Verilen görev A ::
İstanbul 2010 metnine göre tanıtım gecesinin tarihini, yapıldığı yeri, başlığını ve sunucusunu sıralayın.
Verilen görev B ::
İstanbul 2010 metninden, "İstanbul Avrupa Kültür" sözcüklerini içeren ifadeyle açılıp "Yekta Kopan yaptı." ile kapanan bölümü olduğu gibi alıntılayın.

Sağlanan metin ::
- - - -

İstanbul Avrupa Kültür Başkenti Ajansı tanıtım toplantısını 10 Aralık 2009 tarihinde Hilton Convention Center'da yaptı. İstanbul 2010 Enerjisi başlığında yapılan tanıtım gecesine oldukça yoğun ilgi vardı. İstanbul kültür ve sanat dünyasının önemli isimlerinin katıldığı gecenin sunuculuğunu Yekta Kopan yaptı.
İstanbul 2010 Avrupa Kültür Başkenti'nin uluslararası tanıtım filmiyle başlayan gecede İstanbul, dünyanın en ilham verici kenti olarak tanımlanıyor. Yurtiçinde 16 Ocak 2010'dan itibaren gösterilmesi için hazırlanan 3 kısa filmin sözü ise "yeniden keşfetme zamanı".

- - - -

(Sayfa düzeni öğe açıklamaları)
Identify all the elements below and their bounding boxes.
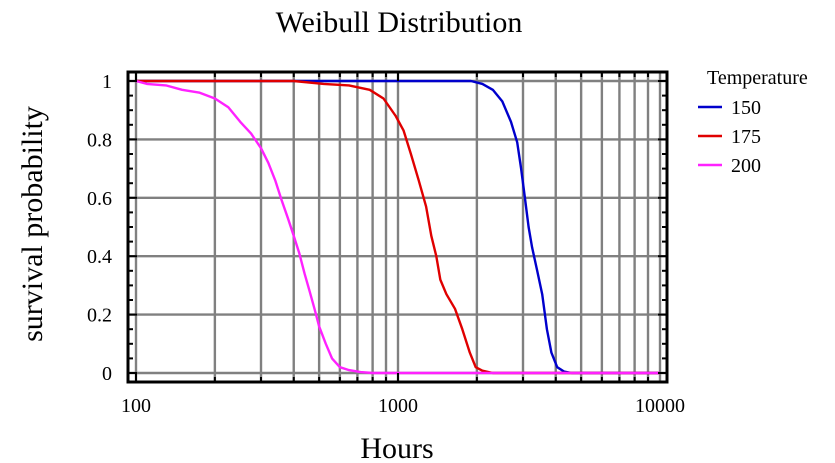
x-tick-label: 1000 (378, 395, 418, 417)
axis-ticks (128, 72, 667, 382)
x-tick-label: 10000 (635, 395, 685, 417)
series-lines (135, 79, 660, 375)
y-tick-label: 0.6 (87, 188, 112, 210)
legend-label-175: 175 (731, 126, 761, 148)
y-tick-label: 1 (102, 71, 112, 93)
legend-label-150: 150 (731, 97, 761, 119)
chart-title: Weibull Distribution (276, 6, 523, 39)
y-axis-label: survival probability (16, 106, 49, 342)
series-line-175 (136, 79, 660, 375)
y-tick-labels: 0 0.2 0.4 0.6 0.8 1 (87, 71, 112, 385)
legend-title: Temperature (707, 67, 808, 89)
x-tick-labels: 100 1000 10000 (121, 395, 685, 417)
legend-entries: 150 175 200 (698, 97, 761, 177)
y-tick-label: 0.4 (87, 246, 112, 268)
legend: Temperature 150 175 200 (698, 67, 808, 177)
x-axis-label: Hours (360, 432, 433, 463)
series-line-150 (136, 79, 660, 375)
y-tick-label: 0.8 (87, 129, 112, 151)
legend-label-200: 200 (731, 155, 761, 177)
series-line-200 (135, 79, 660, 375)
y-tick-label: 0 (102, 363, 112, 385)
y-tick-label: 0.2 (87, 305, 112, 327)
x-tick-label: 100 (121, 395, 151, 417)
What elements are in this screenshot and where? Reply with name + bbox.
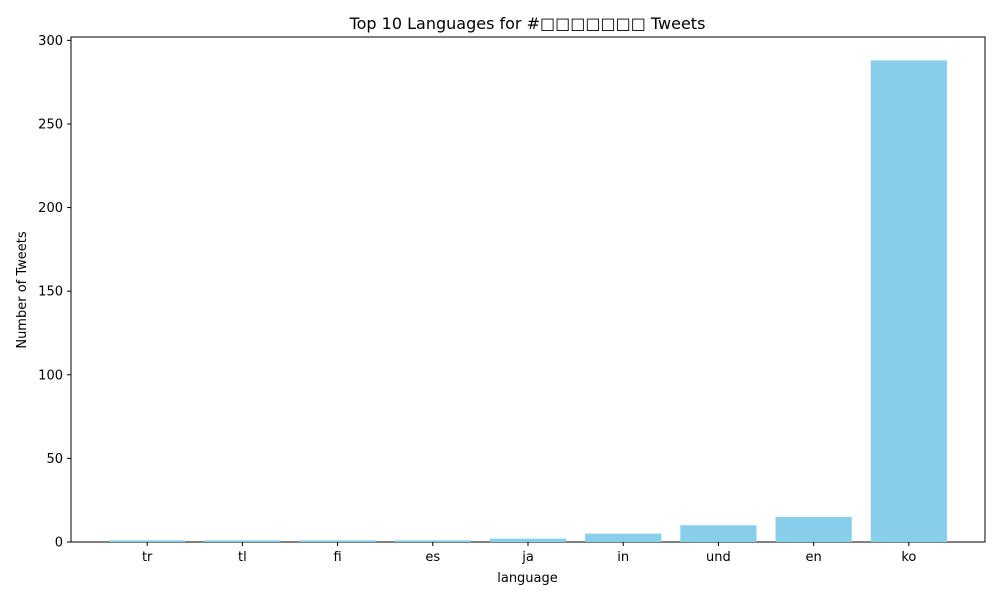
y-tick-label: 50 — [46, 452, 63, 467]
bar-ko — [870, 60, 947, 543]
plot-area — [70, 36, 986, 543]
y-tick-label: 250 — [38, 117, 63, 132]
x-tick-label-ko: ko — [901, 550, 916, 565]
chart-title: Top 10 Languages for #□□□□□□□ Tweets — [349, 14, 706, 33]
bar-tl — [204, 540, 281, 542]
x-tick-label-en: en — [806, 550, 822, 565]
y-tick-label: 300 — [38, 34, 63, 49]
y-axis-label: Number of Tweets — [15, 231, 30, 349]
y-tick-label: 150 — [38, 285, 63, 300]
y-tick-label: 100 — [38, 368, 63, 383]
y-tick-label: 0 — [55, 536, 63, 551]
x-tick-label-es: es — [425, 550, 440, 565]
x-tick-label-fi: fi — [333, 550, 341, 565]
y-tick-label: 200 — [38, 201, 63, 216]
x-tick-label-und: und — [706, 550, 731, 565]
plot-frame — [70, 36, 986, 543]
bar-tr — [109, 540, 186, 542]
bar-in — [585, 533, 662, 542]
bar-es — [394, 540, 471, 542]
x-axis: tr tl fi es ja in und en ko — [142, 542, 916, 565]
x-tick-label-tl: tl — [238, 550, 247, 565]
x-tick-label-ja: ja — [521, 550, 534, 565]
bars-group — [109, 60, 947, 543]
x-tick-label-in: in — [617, 550, 629, 565]
y-axis: 0 50 100 150 200 250 300 — [38, 34, 71, 551]
bar-ja — [489, 538, 567, 542]
bar-en — [775, 516, 852, 542]
bar-fi — [299, 540, 376, 542]
bar-und — [680, 525, 757, 542]
x-tick-label-tr: tr — [142, 550, 153, 565]
x-axis-label: language — [497, 571, 558, 586]
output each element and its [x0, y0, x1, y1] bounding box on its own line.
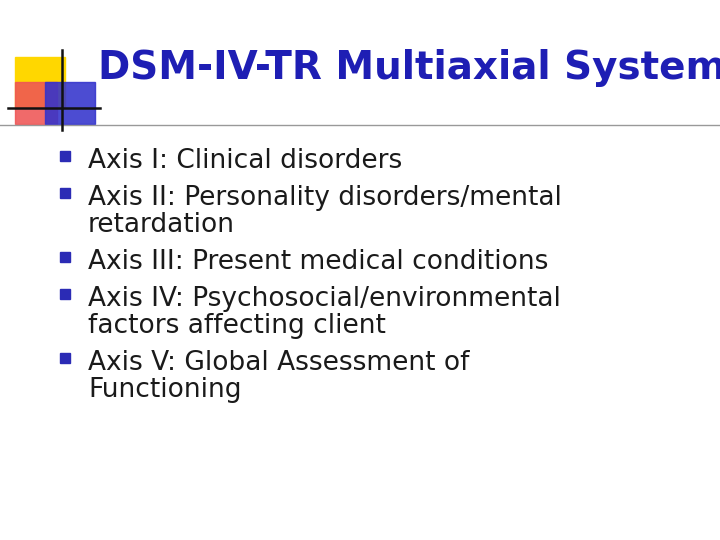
Text: Functioning: Functioning	[88, 377, 241, 403]
Text: factors affecting client: factors affecting client	[88, 313, 386, 339]
Text: DSM-IV-TR Multiaxial System: DSM-IV-TR Multiaxial System	[98, 49, 720, 87]
Bar	[15, 57, 65, 107]
Text: Axis IV: Psychosocial/environmental: Axis IV: Psychosocial/environmental	[88, 286, 561, 312]
Text: Axis III: Present medical conditions: Axis III: Present medical conditions	[88, 249, 549, 275]
Bar	[15, 82, 57, 124]
Text: Axis V: Global Assessment of: Axis V: Global Assessment of	[88, 350, 469, 376]
Text: Axis II: Personality disorders/mental: Axis II: Personality disorders/mental	[88, 185, 562, 211]
Bar	[60, 353, 70, 363]
Bar	[60, 151, 70, 161]
Bar	[60, 252, 70, 262]
Bar	[60, 289, 70, 299]
Bar	[60, 188, 70, 198]
Text: retardation: retardation	[88, 212, 235, 238]
Text: Axis I: Clinical disorders: Axis I: Clinical disorders	[88, 148, 402, 174]
Bar	[45, 82, 95, 124]
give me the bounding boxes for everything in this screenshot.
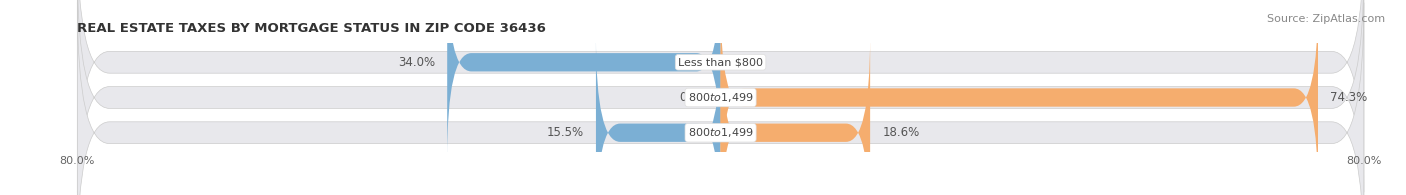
Text: $800 to $1,499: $800 to $1,499 <box>688 126 754 139</box>
FancyBboxPatch shape <box>721 36 870 195</box>
Text: 18.6%: 18.6% <box>882 126 920 139</box>
Text: 0.0%: 0.0% <box>733 56 762 69</box>
Text: 15.5%: 15.5% <box>547 126 583 139</box>
Text: Less than $800: Less than $800 <box>678 57 763 67</box>
Text: 34.0%: 34.0% <box>398 56 434 69</box>
FancyBboxPatch shape <box>721 1 1317 194</box>
FancyBboxPatch shape <box>447 0 721 159</box>
FancyBboxPatch shape <box>77 3 1364 195</box>
Text: $800 to $1,499: $800 to $1,499 <box>688 91 754 104</box>
Text: 0.0%: 0.0% <box>679 91 709 104</box>
Text: REAL ESTATE TAXES BY MORTGAGE STATUS IN ZIP CODE 36436: REAL ESTATE TAXES BY MORTGAGE STATUS IN … <box>77 22 546 35</box>
FancyBboxPatch shape <box>77 0 1364 192</box>
Text: 74.3%: 74.3% <box>1330 91 1367 104</box>
FancyBboxPatch shape <box>596 36 721 195</box>
Text: Source: ZipAtlas.com: Source: ZipAtlas.com <box>1267 14 1385 24</box>
FancyBboxPatch shape <box>77 0 1364 195</box>
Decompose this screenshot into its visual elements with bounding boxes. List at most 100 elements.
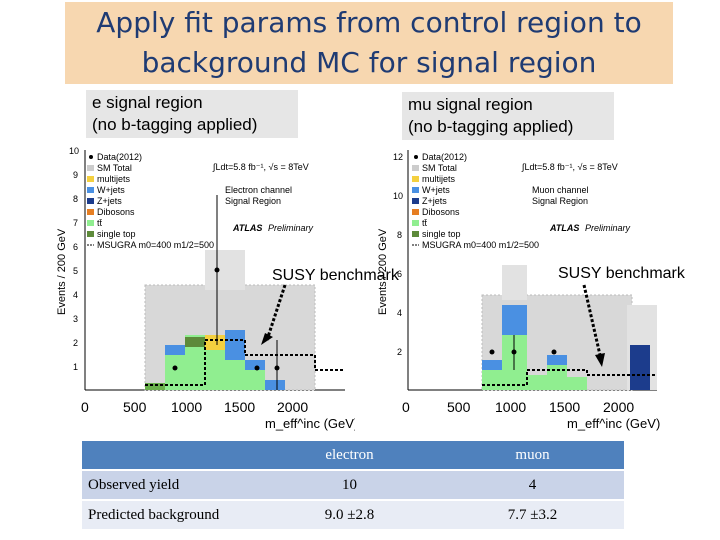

- - - -

Yazılı yanıt A ::
- Tarih: 10 Aralık 2009
- Yer: Hilton Convention Center
- Başlık: İstanbul 2010 Enerjisi
- Sunucu: Yekta Kopan

Yazılı yanıt B ::
İstanbul Avrupa Kültür Başkenti Ajansı tanıtım toplantısını 10 Aralık 2009 tarihinde Hilton Convention Center'da yaptı. İstanbul 2010 Enerjisi başlığında yapılan tanıtım gecesine oldukça yoğun ilgi vardı. İstanbul kültür ve sanat dünyasının önemli isimlerinin katıldığı gecenin sunuculuğunu Yekta Kopan yaptı.